* _Task description_:
In the text on artillery and fortifications, could you change "obsolete" to "outdated" and write out the part that begins at the words "By the 1870s, technological" and stops after "forts more durable."?

* _Excerpt to read_:
____________________
By the 1870s, technological advances in artillery such as rifling, melinite, and delayed fuzes, had given it greater range, accuracy, and destructive power. Bastion forts – the tradition in European military architecture for a century – had become obsolete. In response to artillery's increased reach, military architects began in the 1850s to build detached polygonal forts farther away from cities to protect them from bombardment. To counter its new destructive power, architects began making those forts more durable.

In 1887, French military engineer Henri-Louis-Philippe Mougin produced plans for a "fort of the future" (Fort de l'Avenir) that would be mostly underground, be built of concrete, and be armed with artillery in retractable steel gun turrets. Concrete was found to be much more resistant to new artillery shells and following its use in the upgrading of the Séré de Rivières system in 1887 it became the standard building material for fortresses. The success of ironclad warships in the Crimean War inspired the other innovations of Mougin's design: gun turrets and metal armour. The initial strides in this field were made by Germans Hermann Gruson and Maximilian Schumann, but Frenchmen like Mougin himself perfected fort gun turrets and made them retractable using counterweights. The Swiss built a prototype of Mougin's fort at Airolo, as did the French at Froideterre, near Verdun. Mougin's plan was never adopted by the French military, but Brialmont was likely familiar with it.
____________________
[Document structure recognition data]
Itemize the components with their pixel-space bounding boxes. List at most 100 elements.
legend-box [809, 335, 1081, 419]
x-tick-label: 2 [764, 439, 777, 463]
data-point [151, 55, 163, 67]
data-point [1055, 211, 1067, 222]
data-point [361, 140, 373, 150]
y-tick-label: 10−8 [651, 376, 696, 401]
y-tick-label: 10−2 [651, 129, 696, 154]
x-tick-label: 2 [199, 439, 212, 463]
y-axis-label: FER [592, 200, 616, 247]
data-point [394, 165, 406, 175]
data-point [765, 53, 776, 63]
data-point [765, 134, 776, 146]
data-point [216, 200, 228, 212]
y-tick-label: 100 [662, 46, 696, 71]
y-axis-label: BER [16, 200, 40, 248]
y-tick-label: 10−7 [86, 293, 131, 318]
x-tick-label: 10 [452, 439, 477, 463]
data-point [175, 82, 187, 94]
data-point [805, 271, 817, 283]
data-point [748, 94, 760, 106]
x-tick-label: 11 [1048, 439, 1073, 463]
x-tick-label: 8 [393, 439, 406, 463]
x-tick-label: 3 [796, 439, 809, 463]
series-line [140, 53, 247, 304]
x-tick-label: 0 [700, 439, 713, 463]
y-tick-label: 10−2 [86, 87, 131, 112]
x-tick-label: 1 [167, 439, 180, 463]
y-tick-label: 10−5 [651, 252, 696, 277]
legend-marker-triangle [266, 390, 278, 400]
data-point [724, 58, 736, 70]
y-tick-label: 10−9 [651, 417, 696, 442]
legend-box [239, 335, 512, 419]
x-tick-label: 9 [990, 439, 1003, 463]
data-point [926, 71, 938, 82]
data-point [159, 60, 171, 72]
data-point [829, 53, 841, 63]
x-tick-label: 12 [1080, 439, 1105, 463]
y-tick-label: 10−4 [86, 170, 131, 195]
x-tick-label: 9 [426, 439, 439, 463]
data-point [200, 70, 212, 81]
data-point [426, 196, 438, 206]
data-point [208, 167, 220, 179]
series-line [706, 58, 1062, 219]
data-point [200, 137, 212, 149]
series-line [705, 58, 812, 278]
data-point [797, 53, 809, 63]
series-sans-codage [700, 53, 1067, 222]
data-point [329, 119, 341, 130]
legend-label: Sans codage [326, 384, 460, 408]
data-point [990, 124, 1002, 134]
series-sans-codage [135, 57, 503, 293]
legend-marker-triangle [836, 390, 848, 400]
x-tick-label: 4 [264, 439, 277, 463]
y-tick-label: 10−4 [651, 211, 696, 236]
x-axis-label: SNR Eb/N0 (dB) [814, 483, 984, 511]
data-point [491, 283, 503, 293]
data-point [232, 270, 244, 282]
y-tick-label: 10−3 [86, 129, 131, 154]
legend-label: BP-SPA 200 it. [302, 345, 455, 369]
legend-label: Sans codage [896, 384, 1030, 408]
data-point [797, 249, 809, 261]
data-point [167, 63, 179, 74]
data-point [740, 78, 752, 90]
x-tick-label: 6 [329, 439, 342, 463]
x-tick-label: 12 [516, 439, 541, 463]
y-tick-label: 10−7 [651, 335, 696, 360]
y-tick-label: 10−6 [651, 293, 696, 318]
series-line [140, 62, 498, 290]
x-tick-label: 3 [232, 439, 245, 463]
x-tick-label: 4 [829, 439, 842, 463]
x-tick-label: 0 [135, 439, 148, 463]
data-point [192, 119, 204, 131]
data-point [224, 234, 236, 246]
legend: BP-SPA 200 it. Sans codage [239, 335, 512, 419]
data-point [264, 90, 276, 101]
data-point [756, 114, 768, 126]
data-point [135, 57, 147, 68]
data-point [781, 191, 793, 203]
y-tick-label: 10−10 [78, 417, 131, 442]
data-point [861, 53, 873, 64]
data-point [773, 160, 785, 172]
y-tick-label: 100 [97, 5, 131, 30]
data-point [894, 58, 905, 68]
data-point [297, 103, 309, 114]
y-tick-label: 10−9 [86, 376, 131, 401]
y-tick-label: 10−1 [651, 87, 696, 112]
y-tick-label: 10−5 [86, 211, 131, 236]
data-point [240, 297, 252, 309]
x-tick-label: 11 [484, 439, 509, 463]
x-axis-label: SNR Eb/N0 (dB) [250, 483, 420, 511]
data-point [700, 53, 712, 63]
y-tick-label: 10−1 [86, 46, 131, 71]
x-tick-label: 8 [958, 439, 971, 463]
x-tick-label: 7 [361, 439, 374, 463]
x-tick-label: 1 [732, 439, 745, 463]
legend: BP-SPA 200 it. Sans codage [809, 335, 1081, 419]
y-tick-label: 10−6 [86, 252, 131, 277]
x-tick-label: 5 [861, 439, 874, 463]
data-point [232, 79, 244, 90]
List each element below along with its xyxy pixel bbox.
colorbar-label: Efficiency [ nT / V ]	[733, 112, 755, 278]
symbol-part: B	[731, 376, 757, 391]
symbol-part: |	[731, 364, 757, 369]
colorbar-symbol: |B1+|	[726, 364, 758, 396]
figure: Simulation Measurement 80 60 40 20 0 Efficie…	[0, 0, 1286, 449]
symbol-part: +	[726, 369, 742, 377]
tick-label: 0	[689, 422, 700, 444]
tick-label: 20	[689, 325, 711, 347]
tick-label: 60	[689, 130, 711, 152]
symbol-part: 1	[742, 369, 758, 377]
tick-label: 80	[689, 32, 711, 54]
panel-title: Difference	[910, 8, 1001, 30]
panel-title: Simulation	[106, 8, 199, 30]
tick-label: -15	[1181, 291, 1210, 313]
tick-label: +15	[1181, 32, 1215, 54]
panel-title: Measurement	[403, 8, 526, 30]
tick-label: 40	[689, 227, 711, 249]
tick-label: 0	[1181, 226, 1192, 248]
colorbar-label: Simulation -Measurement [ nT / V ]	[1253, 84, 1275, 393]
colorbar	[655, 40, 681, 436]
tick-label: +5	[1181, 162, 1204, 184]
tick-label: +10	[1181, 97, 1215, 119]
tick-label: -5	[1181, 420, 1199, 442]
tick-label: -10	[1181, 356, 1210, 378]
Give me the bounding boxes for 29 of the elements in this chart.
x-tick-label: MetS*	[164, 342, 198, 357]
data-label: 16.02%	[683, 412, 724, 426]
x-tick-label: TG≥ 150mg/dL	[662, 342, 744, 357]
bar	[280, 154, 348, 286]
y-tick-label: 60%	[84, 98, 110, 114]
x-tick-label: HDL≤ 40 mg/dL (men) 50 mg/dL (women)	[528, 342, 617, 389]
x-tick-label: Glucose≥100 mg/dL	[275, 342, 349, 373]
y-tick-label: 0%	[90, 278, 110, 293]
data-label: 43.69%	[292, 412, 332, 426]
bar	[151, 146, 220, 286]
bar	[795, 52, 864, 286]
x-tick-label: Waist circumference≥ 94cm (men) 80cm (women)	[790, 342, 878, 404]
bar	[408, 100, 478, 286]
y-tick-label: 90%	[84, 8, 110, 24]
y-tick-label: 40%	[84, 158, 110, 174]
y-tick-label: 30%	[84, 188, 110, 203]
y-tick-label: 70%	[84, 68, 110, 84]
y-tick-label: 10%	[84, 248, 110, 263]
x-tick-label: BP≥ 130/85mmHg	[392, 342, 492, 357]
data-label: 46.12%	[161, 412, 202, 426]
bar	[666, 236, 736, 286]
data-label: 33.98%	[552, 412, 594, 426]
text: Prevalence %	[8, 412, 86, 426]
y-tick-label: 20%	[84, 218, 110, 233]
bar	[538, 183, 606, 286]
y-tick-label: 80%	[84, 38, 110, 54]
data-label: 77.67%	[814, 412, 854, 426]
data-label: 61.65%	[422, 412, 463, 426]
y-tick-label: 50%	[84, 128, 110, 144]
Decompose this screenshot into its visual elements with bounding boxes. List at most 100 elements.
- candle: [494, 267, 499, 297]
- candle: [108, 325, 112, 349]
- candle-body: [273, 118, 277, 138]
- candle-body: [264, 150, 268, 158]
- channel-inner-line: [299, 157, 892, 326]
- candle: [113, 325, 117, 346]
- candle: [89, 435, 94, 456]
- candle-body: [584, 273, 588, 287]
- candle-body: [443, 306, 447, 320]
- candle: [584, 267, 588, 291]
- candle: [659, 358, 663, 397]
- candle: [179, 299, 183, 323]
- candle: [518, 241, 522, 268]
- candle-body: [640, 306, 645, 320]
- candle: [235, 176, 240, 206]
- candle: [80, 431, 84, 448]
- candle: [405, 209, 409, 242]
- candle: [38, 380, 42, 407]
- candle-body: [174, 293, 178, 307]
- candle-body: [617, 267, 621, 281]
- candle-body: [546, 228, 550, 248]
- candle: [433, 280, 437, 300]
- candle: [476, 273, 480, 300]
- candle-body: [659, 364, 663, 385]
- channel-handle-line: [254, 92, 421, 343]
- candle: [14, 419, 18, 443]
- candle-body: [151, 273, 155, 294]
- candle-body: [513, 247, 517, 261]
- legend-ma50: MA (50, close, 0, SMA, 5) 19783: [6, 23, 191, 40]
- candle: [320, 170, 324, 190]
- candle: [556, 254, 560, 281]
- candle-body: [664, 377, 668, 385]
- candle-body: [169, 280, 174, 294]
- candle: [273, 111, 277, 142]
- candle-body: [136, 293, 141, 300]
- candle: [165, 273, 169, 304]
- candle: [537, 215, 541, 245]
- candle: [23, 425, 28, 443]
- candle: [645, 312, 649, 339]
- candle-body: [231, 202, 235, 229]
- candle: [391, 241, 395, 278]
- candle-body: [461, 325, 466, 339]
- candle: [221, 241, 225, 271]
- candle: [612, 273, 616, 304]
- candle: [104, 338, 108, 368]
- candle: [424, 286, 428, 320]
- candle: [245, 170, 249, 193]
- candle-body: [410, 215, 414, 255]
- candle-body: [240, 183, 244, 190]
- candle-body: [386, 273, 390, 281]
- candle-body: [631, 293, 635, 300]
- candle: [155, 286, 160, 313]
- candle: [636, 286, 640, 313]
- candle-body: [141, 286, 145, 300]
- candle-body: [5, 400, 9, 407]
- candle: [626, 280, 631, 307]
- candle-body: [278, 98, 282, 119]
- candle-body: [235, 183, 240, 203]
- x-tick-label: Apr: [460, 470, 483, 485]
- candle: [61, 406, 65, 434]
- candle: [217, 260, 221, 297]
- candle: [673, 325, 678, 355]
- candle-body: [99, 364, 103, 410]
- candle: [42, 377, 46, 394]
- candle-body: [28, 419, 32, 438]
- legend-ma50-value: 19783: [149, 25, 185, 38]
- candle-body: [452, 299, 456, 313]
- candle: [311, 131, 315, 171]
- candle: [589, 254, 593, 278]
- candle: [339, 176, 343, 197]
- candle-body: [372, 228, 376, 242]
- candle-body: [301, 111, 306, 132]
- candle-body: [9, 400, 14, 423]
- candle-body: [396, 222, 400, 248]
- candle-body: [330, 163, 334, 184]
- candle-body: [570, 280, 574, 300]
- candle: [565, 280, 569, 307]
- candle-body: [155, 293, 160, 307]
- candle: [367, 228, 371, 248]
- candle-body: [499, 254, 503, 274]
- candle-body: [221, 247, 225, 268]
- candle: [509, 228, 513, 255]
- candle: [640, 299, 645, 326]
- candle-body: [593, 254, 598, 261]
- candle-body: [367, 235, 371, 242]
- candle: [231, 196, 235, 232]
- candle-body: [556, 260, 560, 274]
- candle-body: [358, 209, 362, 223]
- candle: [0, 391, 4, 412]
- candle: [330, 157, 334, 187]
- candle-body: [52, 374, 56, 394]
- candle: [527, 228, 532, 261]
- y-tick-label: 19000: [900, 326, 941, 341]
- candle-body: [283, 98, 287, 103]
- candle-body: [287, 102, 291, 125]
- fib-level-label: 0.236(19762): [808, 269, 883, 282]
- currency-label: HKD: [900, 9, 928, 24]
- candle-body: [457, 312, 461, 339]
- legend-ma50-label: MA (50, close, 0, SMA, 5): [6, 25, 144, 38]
____________________
* _Answer to the exercise_:
By the 1870s, technological advances in artillery such as rifling, melinite, and delayed fuzes, had given it greater range, accuracy, and destructive power. Bastion forts – the tradition in European military architecture for a century – had become outdated. In response to artillery's increased reach, military architects began in the 1850s to build detached polygonal forts farther away from cities to protect them from bombardment. To counter its new destructive power, architects began making those forts more durable.